══ Listed records ══

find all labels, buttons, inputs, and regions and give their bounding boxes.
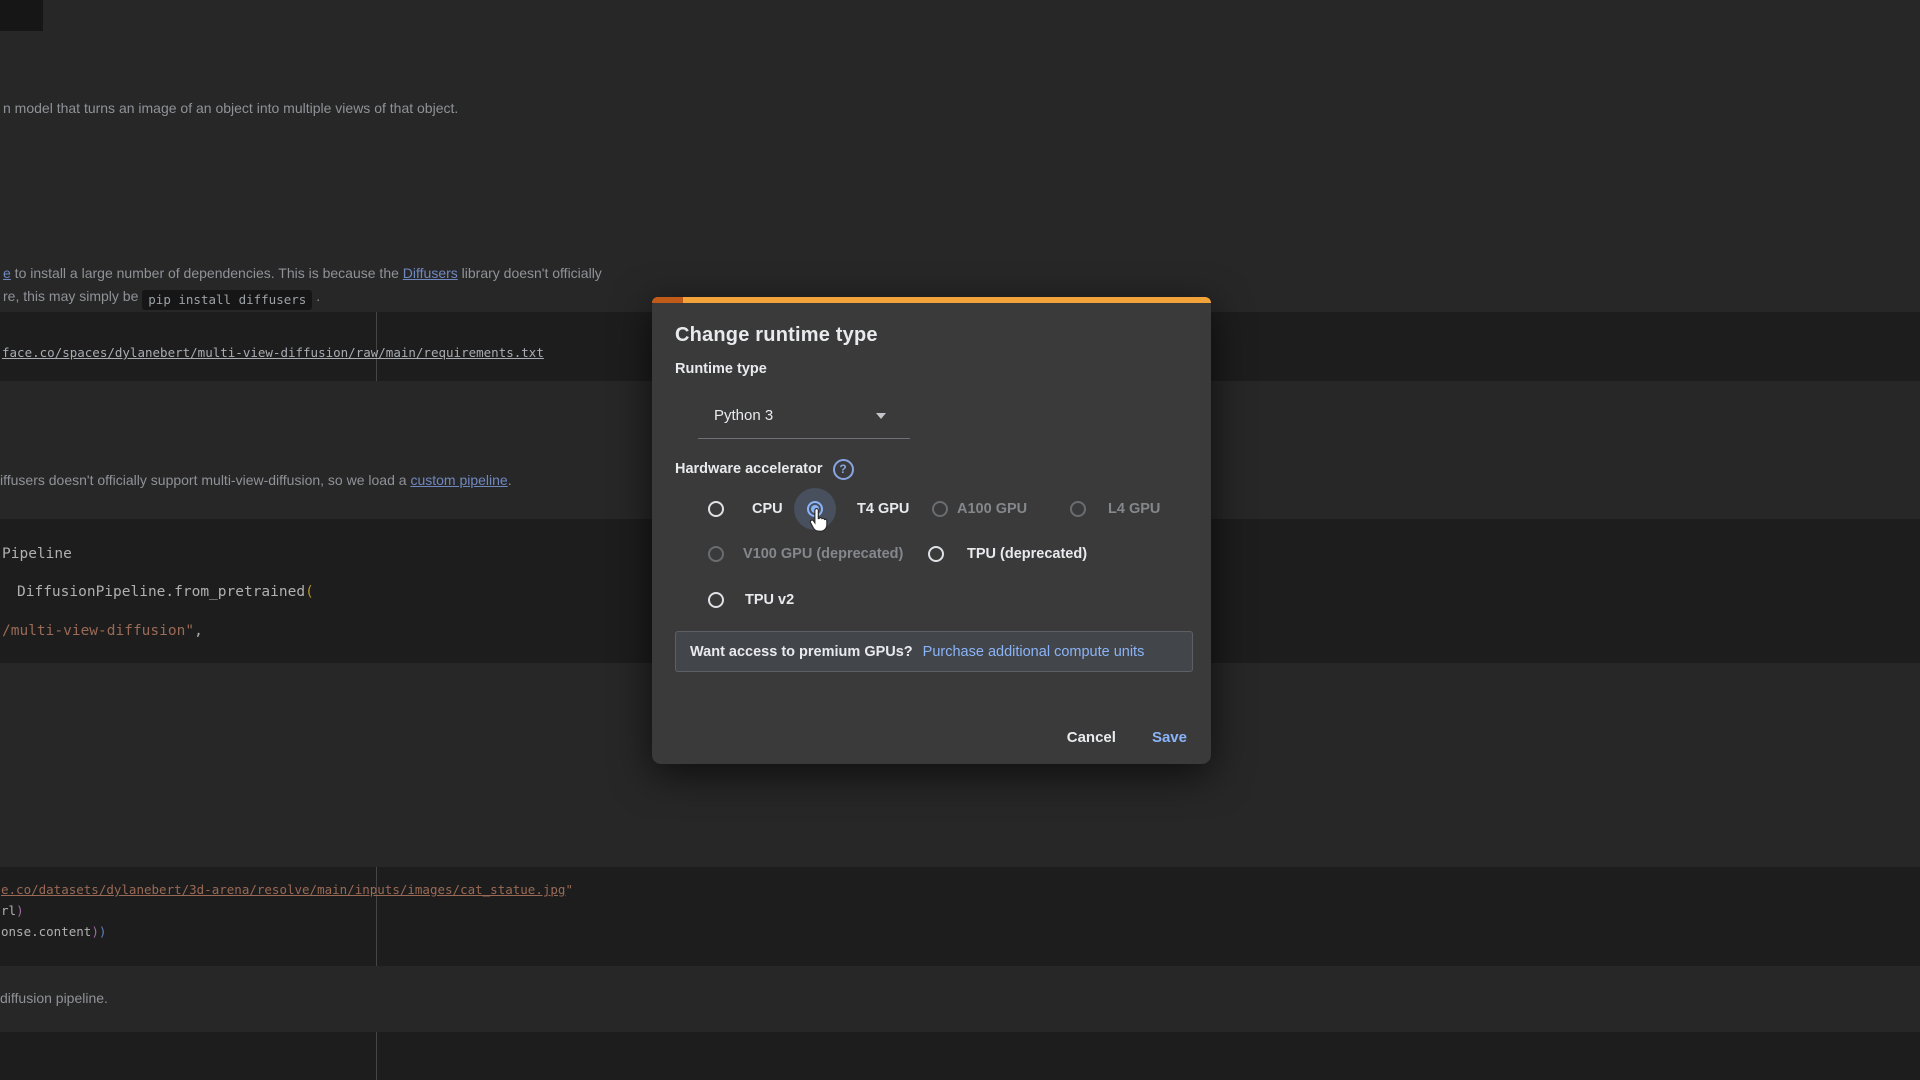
code-line-import: Pipeline	[2, 545, 72, 563]
radio-circle-icon	[932, 501, 948, 517]
hardware-accelerator-label: Hardware accelerator	[675, 461, 823, 478]
colab-notebook-screen: n model that turns an image of an object…	[0, 0, 1920, 1080]
markdown-pip-text: re, this may simply be pip install diffu…	[3, 288, 320, 310]
radio-circle-icon	[928, 546, 944, 562]
runtime-type-value: Python 3	[714, 406, 773, 425]
code-cell-bottom	[0, 1032, 1920, 1080]
cat-statue-url-link[interactable]: e.co/datasets/dylanebert/3d-arena/resolv…	[1, 882, 565, 897]
radio-circle-icon	[1070, 501, 1086, 517]
runtime-type-select[interactable]: Python 3	[698, 393, 910, 439]
requirements-url-link[interactable]: face.co/spaces/dylanebert/multi-view-dif…	[2, 345, 544, 360]
runtime-type-label: Runtime type	[675, 361, 767, 378]
requirements-url-code: face.co/spaces/dylanebert/multi-view-dif…	[2, 345, 544, 361]
code-line-from-pretrained: DiffusionPipeline.from_pretrained(	[17, 583, 314, 601]
hardware-accelerator-row: Hardware accelerator ?	[675, 459, 854, 480]
cancel-button[interactable]: Cancel	[1067, 729, 1116, 746]
premium-question: Want access to premium GPUs?	[690, 644, 913, 660]
radio-circle-icon	[708, 501, 724, 517]
diffusers-link[interactable]: Diffusers	[403, 265, 458, 281]
radio-circle-icon	[708, 546, 724, 562]
markdown-pipeline-text: iffusers doesn't officially support mult…	[0, 472, 512, 489]
inline-code-chip: pip install diffusers	[142, 290, 312, 310]
markdown-intro-text: n model that turns an image of an object…	[3, 100, 458, 117]
change-runtime-dialog: Change runtime type Runtime type Python …	[652, 297, 1211, 764]
markdown-deps-text: e to install a large number of dependenc…	[3, 265, 602, 282]
premium-gpu-banner: Want access to premium GPUs? Purchase ad…	[675, 631, 1193, 672]
code-line-content-call: onse.content))	[1, 924, 106, 940]
radio-circle-icon	[708, 592, 724, 608]
code-line-model-string: /multi-view-diffusion",	[2, 622, 203, 640]
radio-selected-icon	[807, 501, 823, 517]
code-cell-fragment	[0, 0, 43, 31]
save-button[interactable]: Save	[1152, 729, 1187, 746]
custom-pipeline-link[interactable]: custom pipeline	[410, 472, 507, 488]
dialog-title: Change runtime type	[675, 323, 878, 347]
code-line-url-call: rl)	[1, 903, 24, 919]
help-icon[interactable]: ?	[833, 459, 854, 480]
markdown-outro-text: diffusion pipeline.	[0, 990, 108, 1007]
loading-progress-bar	[652, 297, 1211, 303]
loading-progress-segment	[652, 297, 683, 303]
editor-divider-line	[376, 1032, 377, 1080]
intro-text: n model that turns an image of an object…	[3, 100, 458, 116]
here-link[interactable]: e	[3, 265, 11, 281]
dialog-actions: Cancel Save	[1067, 729, 1187, 746]
chevron-down-icon	[876, 413, 886, 419]
code-line-image-url: e.co/datasets/dylanebert/3d-arena/resolv…	[1, 882, 573, 898]
purchase-compute-units-link[interactable]: Purchase additional compute units	[923, 644, 1145, 660]
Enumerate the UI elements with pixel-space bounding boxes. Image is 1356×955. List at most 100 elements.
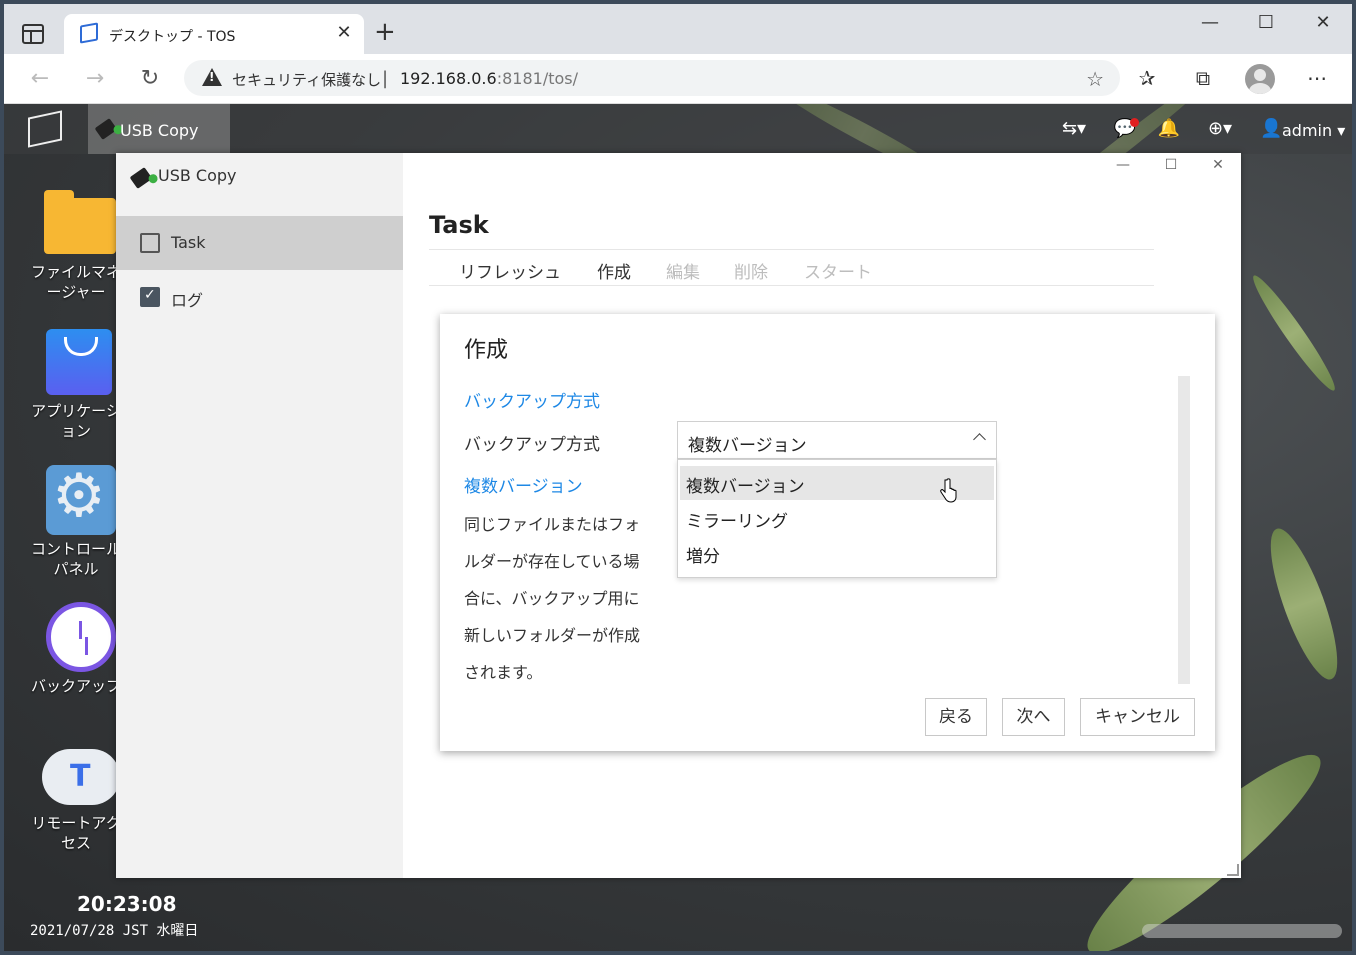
- desktop-icon-control-panel[interactable]: コントロールパネル: [26, 461, 126, 580]
- taskbar-app-label: USB Copy: [120, 121, 199, 140]
- address-bar-row: ← → ↻ セキュリティ保護なし | 192.168.0.6:8181/tos/…: [4, 54, 1352, 104]
- chevron-up-icon: [973, 433, 986, 446]
- herb-leaf-decoration: [1257, 521, 1351, 687]
- more-menu-icon[interactable]: ⋯: [1302, 66, 1332, 90]
- shopping-bag-icon: [46, 329, 112, 395]
- sidebar-item-label: Task: [171, 233, 206, 252]
- next-button[interactable]: 次へ: [1002, 698, 1065, 736]
- description-line: 新しいフォルダーが作成: [464, 626, 641, 645]
- back-arrow-icon[interactable]: ←: [25, 66, 55, 91]
- usb-copy-icon: [94, 118, 118, 140]
- desktop-icon-label: アプリケーション: [31, 402, 121, 440]
- mode-description: 同じファイルまたはフォ ルダーが存在している場 合に、バックアップ用に 新しいフ…: [464, 506, 664, 691]
- close-button[interactable]: ✕: [1303, 12, 1343, 33]
- usb-copy-icon: [129, 167, 153, 189]
- refresh-button[interactable]: リフレッシュ: [459, 258, 561, 283]
- calendar-check-icon: [140, 287, 160, 307]
- cancel-button[interactable]: キャンセル: [1080, 698, 1195, 736]
- sidebar-item-label: ログ: [171, 291, 204, 310]
- profile-avatar[interactable]: [1245, 64, 1275, 94]
- user-icon[interactable]: 👤: [1260, 118, 1282, 139]
- user-menu[interactable]: admin ▾: [1282, 121, 1345, 140]
- edit-button[interactable]: 編集: [666, 258, 700, 283]
- tab-title: デスクトップ - TOS: [109, 29, 236, 45]
- app-sidebar: USB Copy Task ログ: [116, 153, 403, 878]
- collections-icon[interactable]: ⧉: [1188, 66, 1218, 90]
- backup-method-label: バックアップ方式: [464, 435, 600, 455]
- start-button[interactable]: スタート: [804, 258, 872, 283]
- dialog-title: 作成: [464, 338, 509, 363]
- desktop-icon-file-manager[interactable]: ファイルマネージャー: [26, 190, 126, 304]
- select-value: 複数バージョン: [688, 436, 807, 456]
- refresh-icon[interactable]: ↻: [135, 66, 165, 91]
- backup-clock-icon: [46, 602, 116, 672]
- url-field[interactable]: セキュリティ保護なし | 192.168.0.6:8181/tos/ ☆: [184, 60, 1120, 96]
- backup-method-select[interactable]: 複数バージョン: [677, 421, 997, 459]
- option-incremental[interactable]: 増分: [680, 536, 994, 570]
- browser-window: デスクトップ - TOS ✕ + — ☐ ✕ ← → ↻ セキュリティ保護なし …: [4, 4, 1352, 951]
- desktop-icon-remote-access[interactable]: リモートアクセス: [26, 749, 126, 859]
- section-mode-title: 複数バージョン: [464, 477, 583, 497]
- backup-method-dropdown: 複数バージョン ミラーリング 増分: [677, 459, 997, 578]
- tos-start-icon[interactable]: [28, 110, 62, 148]
- tos-taskbar: USB Copy ⇆▾ 💬 🔔 ⊕▾ 👤 admin ▾: [4, 104, 1352, 154]
- page-title: Task: [429, 211, 489, 239]
- language-icon[interactable]: ⊕▾: [1198, 118, 1242, 139]
- description-line: 合に、バックアップ用に: [464, 589, 640, 608]
- url-text: 192.168.0.6:8181/tos/: [400, 69, 578, 88]
- app-minimize-button[interactable]: —: [1111, 157, 1135, 173]
- delete-button[interactable]: 削除: [734, 258, 768, 283]
- forward-arrow-icon[interactable]: →: [80, 66, 110, 91]
- tab-bar: デスクトップ - TOS ✕ + — ☐ ✕: [4, 4, 1352, 54]
- desktop-icon-backup[interactable]: バックアップ: [26, 602, 126, 702]
- herb-leaf-decoration: [1246, 270, 1342, 396]
- desktop-icon-label: バックアップ: [30, 677, 121, 695]
- description-line: ルダーが存在している場: [464, 552, 640, 571]
- hand-cursor-icon: [940, 478, 957, 503]
- desktop-icon-app-center[interactable]: アプリケーション: [26, 329, 126, 444]
- back-button[interactable]: 戻る: [925, 698, 987, 736]
- option-mirroring[interactable]: ミラーリング: [680, 501, 994, 535]
- section-backup-method: バックアップ方式: [464, 392, 600, 412]
- tab-actions-icon[interactable]: [22, 24, 44, 44]
- new-tab-button[interactable]: +: [374, 19, 396, 45]
- task-list-icon: [140, 233, 160, 253]
- dialog-scrollbar[interactable]: [1178, 376, 1190, 684]
- create-task-dialog: 作成 バックアップ方式 バックアップ方式 複数バージョン 複数バージョン 同じフ…: [440, 314, 1215, 751]
- create-button[interactable]: 作成: [597, 258, 631, 283]
- cloud-icon: [42, 749, 120, 805]
- taskbar-usb-copy[interactable]: USB Copy: [88, 104, 230, 154]
- warning-icon: [202, 68, 222, 86]
- desktop-icon-label: ファイルマネージャー: [30, 263, 121, 301]
- gear-icon: [46, 461, 116, 535]
- folder-icon: [44, 190, 116, 254]
- url-separator: |: [382, 68, 389, 89]
- add-favorite-icon[interactable]: ☆: [1086, 67, 1104, 91]
- description-line: 同じファイルまたはフォ: [464, 515, 641, 534]
- minimize-button[interactable]: —: [1190, 12, 1230, 33]
- desktop-clock-time: 20:23:08: [77, 892, 177, 916]
- app-title: USB Copy: [158, 166, 237, 185]
- favorites-icon[interactable]: ✰: [1132, 66, 1162, 90]
- app-maximize-button[interactable]: ☐: [1159, 157, 1183, 173]
- sidebar-item-task[interactable]: Task: [116, 216, 403, 270]
- window-resize-handle[interactable]: [1227, 864, 1239, 876]
- browser-tab[interactable]: デスクトップ - TOS ✕: [64, 14, 364, 54]
- tos-favicon-icon: [80, 22, 98, 44]
- desktop-clock-date: 2021/07/28 JST 水曜日: [30, 923, 199, 939]
- description-line: されます。: [464, 663, 543, 682]
- app-close-button[interactable]: ✕: [1206, 157, 1230, 173]
- security-label[interactable]: セキュリティ保護なし: [232, 69, 381, 90]
- maximize-button[interactable]: ☐: [1246, 12, 1286, 33]
- desktop-icon-label: リモートアクセス: [31, 814, 121, 852]
- usb-copy-window: USB Copy Task ログ — ☐ ✕ Task リフレッシュ 作成 編集…: [116, 153, 1241, 878]
- notification-dot: [1130, 118, 1139, 127]
- desktop-scrollbar[interactable]: [1142, 924, 1342, 938]
- bell-icon[interactable]: 🔔: [1156, 118, 1182, 139]
- desktop-icon-label: コントロールパネル: [30, 540, 121, 578]
- task-toolbar: リフレッシュ 作成 編集 削除 スタート: [429, 249, 1154, 286]
- tab-close-icon[interactable]: ✕: [332, 22, 356, 43]
- tos-desktop: USB Copy ⇆▾ 💬 🔔 ⊕▾ 👤 admin ▾ ファイルマネージャー …: [4, 104, 1352, 951]
- usb-tray-icon[interactable]: ⇆▾: [1054, 118, 1094, 139]
- sidebar-item-log[interactable]: ログ: [116, 270, 403, 324]
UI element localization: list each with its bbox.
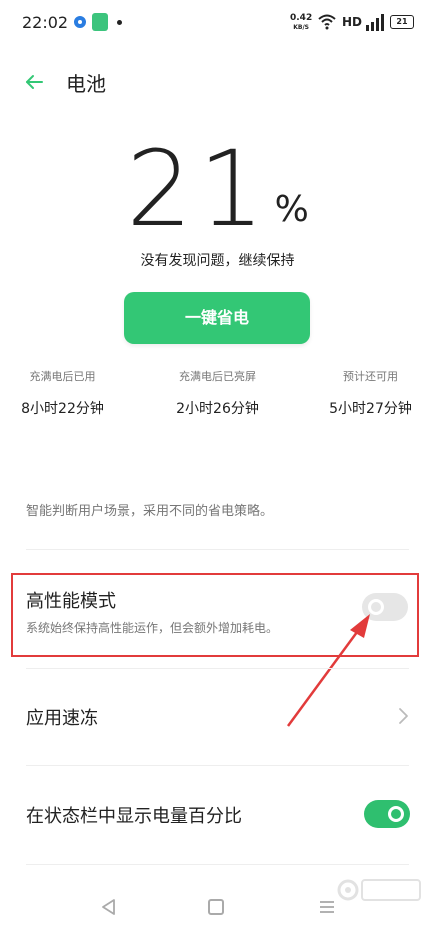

═══

What this task involves
Reproduce verbatim every line in the records from the one containing "545, 72, 563]" down to the one containing "inline-code-chip: pip install", including both of those lines.

Task response
code-line-import: Pipeline	[2, 545, 72, 563]
radio-circle-icon	[932, 501, 948, 517]
hardware-accelerator-label: Hardware accelerator	[675, 461, 823, 478]
colab-notebook-screen: n model that turns an image of an object…	[0, 0, 1920, 1080]
markdown-pip-text: re, this may simply be pip install diffu…	[3, 288, 320, 310]
radio-circle-icon	[928, 546, 944, 562]
runtime-type-value: Python 3	[714, 406, 773, 425]
code-cell-bottom	[0, 1032, 1920, 1080]
cat-statue-url-link[interactable]: e.co/datasets/dylanebert/3d-arena/resolv…	[1, 882, 565, 897]
radio-circle-icon	[1070, 501, 1086, 517]
runtime-type-select[interactable]: Python 3	[698, 393, 910, 439]
requirements-url-link[interactable]: face.co/spaces/dylanebert/multi-view-dif…	[2, 345, 544, 360]
runtime-type-label: Runtime type	[675, 361, 767, 378]
requirements-url-code: face.co/spaces/dylanebert/multi-view-dif…	[2, 345, 544, 361]
code-line-from-pretrained: DiffusionPipeline.from_pretrained(	[17, 583, 314, 601]
hardware-accelerator-row: Hardware accelerator ?	[675, 459, 854, 480]
cancel-button[interactable]: Cancel	[1067, 729, 1116, 746]
premium-question: Want access to premium GPUs?	[690, 644, 913, 660]
radio-circle-icon	[708, 501, 724, 517]
diffusers-link[interactable]: Diffusers	[403, 265, 458, 281]
radio-circle-icon	[708, 546, 724, 562]
markdown-pipeline-text: iffusers doesn't officially support mult…	[0, 472, 512, 489]
inline-code-chip: pip install diffusers	[142, 290, 312, 310]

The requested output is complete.